### Prompt
Word for word, give the material below again, minus any images.

### Given records

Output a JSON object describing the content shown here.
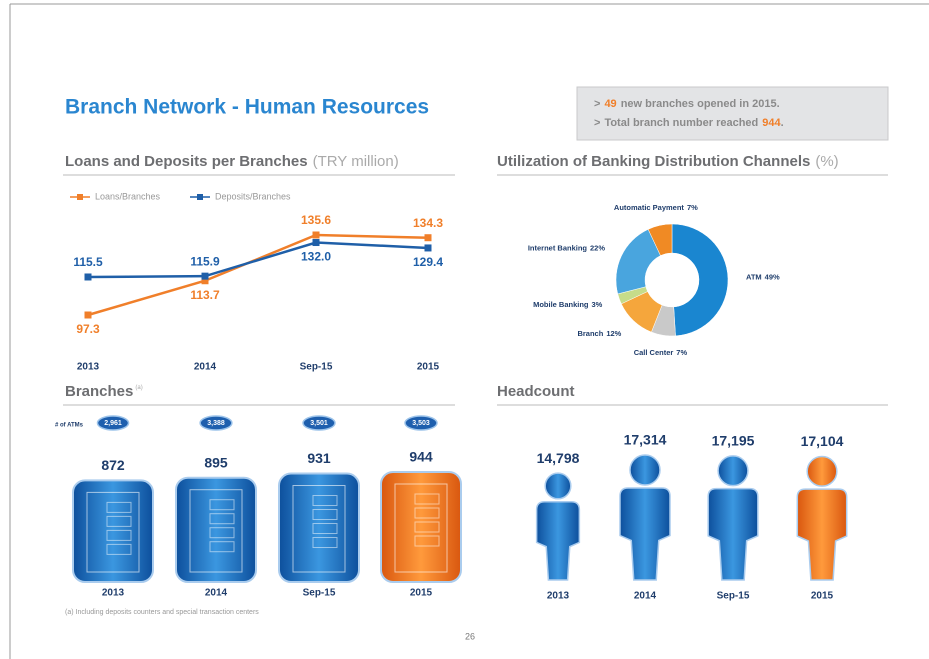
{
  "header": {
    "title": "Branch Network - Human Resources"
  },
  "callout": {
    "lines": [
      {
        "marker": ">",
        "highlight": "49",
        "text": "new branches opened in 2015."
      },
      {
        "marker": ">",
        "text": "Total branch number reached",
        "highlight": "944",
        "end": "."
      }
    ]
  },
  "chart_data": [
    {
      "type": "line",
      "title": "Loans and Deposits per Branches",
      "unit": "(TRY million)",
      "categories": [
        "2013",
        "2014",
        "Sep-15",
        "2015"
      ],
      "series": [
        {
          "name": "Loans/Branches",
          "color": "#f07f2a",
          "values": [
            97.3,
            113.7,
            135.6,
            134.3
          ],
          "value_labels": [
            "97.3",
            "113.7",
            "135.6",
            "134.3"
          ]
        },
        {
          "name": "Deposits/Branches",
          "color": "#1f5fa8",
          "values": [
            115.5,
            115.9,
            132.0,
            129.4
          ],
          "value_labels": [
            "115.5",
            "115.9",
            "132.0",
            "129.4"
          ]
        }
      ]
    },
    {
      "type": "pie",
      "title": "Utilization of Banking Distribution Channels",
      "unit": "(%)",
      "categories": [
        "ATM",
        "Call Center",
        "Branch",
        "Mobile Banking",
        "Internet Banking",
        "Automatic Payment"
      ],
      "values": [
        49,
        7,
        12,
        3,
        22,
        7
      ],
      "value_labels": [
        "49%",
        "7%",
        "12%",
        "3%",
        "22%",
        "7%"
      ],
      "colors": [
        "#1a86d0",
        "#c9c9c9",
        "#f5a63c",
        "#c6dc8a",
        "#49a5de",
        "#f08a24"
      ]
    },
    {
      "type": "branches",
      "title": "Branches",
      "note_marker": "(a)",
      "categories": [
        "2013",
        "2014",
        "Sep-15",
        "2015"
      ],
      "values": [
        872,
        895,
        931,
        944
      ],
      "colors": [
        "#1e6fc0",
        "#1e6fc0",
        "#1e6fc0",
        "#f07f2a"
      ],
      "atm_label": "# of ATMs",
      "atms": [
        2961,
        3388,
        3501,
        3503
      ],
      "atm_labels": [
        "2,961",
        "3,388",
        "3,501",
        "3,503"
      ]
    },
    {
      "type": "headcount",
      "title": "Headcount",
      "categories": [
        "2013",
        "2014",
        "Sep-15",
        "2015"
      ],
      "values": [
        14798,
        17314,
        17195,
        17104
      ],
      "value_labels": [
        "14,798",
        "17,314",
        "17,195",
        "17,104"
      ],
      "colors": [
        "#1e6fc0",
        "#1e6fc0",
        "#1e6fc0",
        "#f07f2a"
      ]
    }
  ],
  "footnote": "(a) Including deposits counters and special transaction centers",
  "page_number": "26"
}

### Correct answer
Output a JSON object describing the content shown here.
{
  "header": {
    "title": "Branch Network - Human Resources"
  },
  "callout": {
    "lines": [
      {
        "marker": ">",
        "highlight": "49",
        "text": "new branches opened in 2015."
      },
      {
        "marker": ">",
        "text": "Total branch number reached",
        "highlight": "944",
        "end": "."
      }
    ]
  },
  "chart_data": [
    {
      "type": "line",
      "title": "Loans and Deposits per Branches",
      "unit": "(TRY million)",
      "categories": [
        "2013",
        "2014",
        "Sep-15",
        "2015"
      ],
      "series": [
        {
          "name": "Loans/Branches",
          "color": "#f07f2a",
          "values": [
            97.3,
            113.7,
            135.6,
            134.3
          ],
          "value_labels": [
            "97.3",
            "113.7",
            "135.6",
            "134.3"
          ]
        },
        {
          "name": "Deposits/Branches",
          "color": "#1f5fa8",
          "values": [
            115.5,
            115.9,
            132.0,
            129.4
          ],
          "value_labels": [
            "115.5",
            "115.9",
            "132.0",
            "129.4"
          ]
        }
      ]
    },
    {
      "type": "pie",
      "title": "Utilization of Banking Distribution Channels",
      "unit": "(%)",
      "categories": [
        "ATM",
        "Call Center",
        "Branch",
        "Mobile Banking",
        "Internet Banking",
        "Automatic Payment"
      ],
      "values": [
        49,
        7,
        12,
        3,
        22,
        7
      ],
      "value_labels": [
        "49%",
        "7%",
        "12%",
        "3%",
        "22%",
        "7%"
      ],
      "colors": [
        "#1a86d0",
        "#c9c9c9",
        "#f5a63c",
        "#c6dc8a",
        "#49a5de",
        "#f08a24"
      ]
    },
    {
      "type": "branches",
      "title": "Branches",
      "note_marker": "(a)",
      "categories": [
        "2013",
        "2014",
        "Sep-15",
        "2015"
      ],
      "values": [
        872,
        895,
        931,
        944
      ],
      "colors": [
        "#1e6fc0",
        "#1e6fc0",
        "#1e6fc0",
        "#f07f2a"
      ],
      "atm_label": "# of ATMs",
      "atms": [
        2961,
        3388,
        3501,
        3503
      ],
      "atm_labels": [
        "2,961",
        "3,388",
        "3,501",
        "3,503"
      ]
    },
    {
      "type": "headcount",
      "title": "Headcount",
      "categories": [
        "2013",
        "2014",
        "Sep-15",
        "2015"
      ],
      "values": [
        14798,
        17314,
        17195,
        17104
      ],
      "value_labels": [
        "14,798",
        "17,314",
        "17,195",
        "17,104"
      ],
      "colors": [
        "#1e6fc0",
        "#1e6fc0",
        "#1e6fc0",
        "#f07f2a"
      ]
    }
  ],
  "footnote": "(a) Including deposits counters and special transaction centers",
  "page_number": "26"
}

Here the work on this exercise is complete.